Items from a data source
== == ==

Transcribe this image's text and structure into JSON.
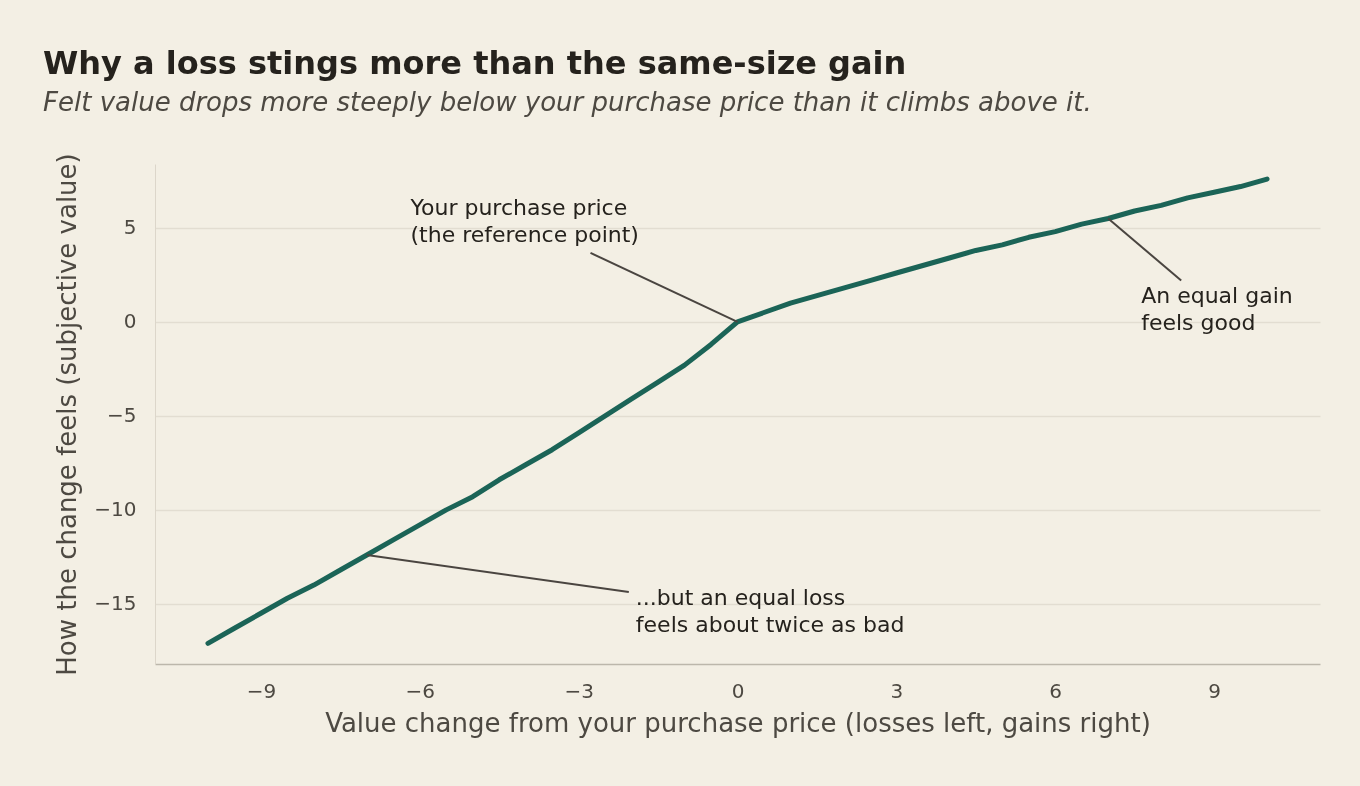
{
  "chart_data": {
    "type": "line",
    "title": "Why a loss stings more than the same-size gain",
    "subtitle": "Felt value drops more steeply below your purchase price than it climbs above it.",
    "xlabel": "Value change from your purchase price (losses left, gains right)",
    "ylabel": "How the change feels (subjective value)",
    "x": [
      -10,
      -9.5,
      -9,
      -8.5,
      -8,
      -7.5,
      -7,
      -6.5,
      -6,
      -5.5,
      -5,
      -4.5,
      -4,
      -3.5,
      -3,
      -2.5,
      -2,
      -1.5,
      -1,
      -0.5,
      0,
      0.5,
      1,
      1.5,
      2,
      2.5,
      3,
      3.5,
      4,
      4.5,
      5,
      5.5,
      6,
      6.5,
      7,
      7.5,
      8,
      8.5,
      9,
      9.5,
      10
    ],
    "series": [
      {
        "color": "#1b6457",
        "values": [
          -17.1,
          -16.3,
          -15.5,
          -14.7,
          -14.0,
          -13.2,
          -12.4,
          -11.6,
          -10.8,
          -10.0,
          -9.3,
          -8.4,
          -7.6,
          -6.8,
          -5.9,
          -5.0,
          -4.1,
          -3.2,
          -2.3,
          -1.2,
          0,
          0.5,
          1.0,
          1.4,
          1.8,
          2.2,
          2.6,
          3.0,
          3.4,
          3.8,
          4.1,
          4.5,
          4.8,
          5.2,
          5.5,
          5.9,
          6.2,
          6.6,
          6.9,
          7.2,
          7.6
        ]
      }
    ],
    "xlim": [
      -11,
      11
    ],
    "ylim": [
      -18.2,
      8.4
    ],
    "xticks": [
      -9,
      -6,
      -3,
      0,
      3,
      6,
      9
    ],
    "yticks": [
      -15,
      -10,
      -5,
      0,
      5
    ],
    "grid": "y",
    "line_style": "solid",
    "annotations": [
      {
        "text": "Your purchase price\n(the reference point)",
        "x": 0,
        "y": 0
      },
      {
        "text": "An equal gain\nfeels good",
        "x": 7,
        "y": 5.5
      },
      {
        "text": "...but an equal loss\nfeels about twice as bad",
        "x": -7,
        "y": -12.4
      }
    ]
  }
}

== == ==

What is needed> Give the count of lines holding the word "text", with no other words.

Exercise output> 4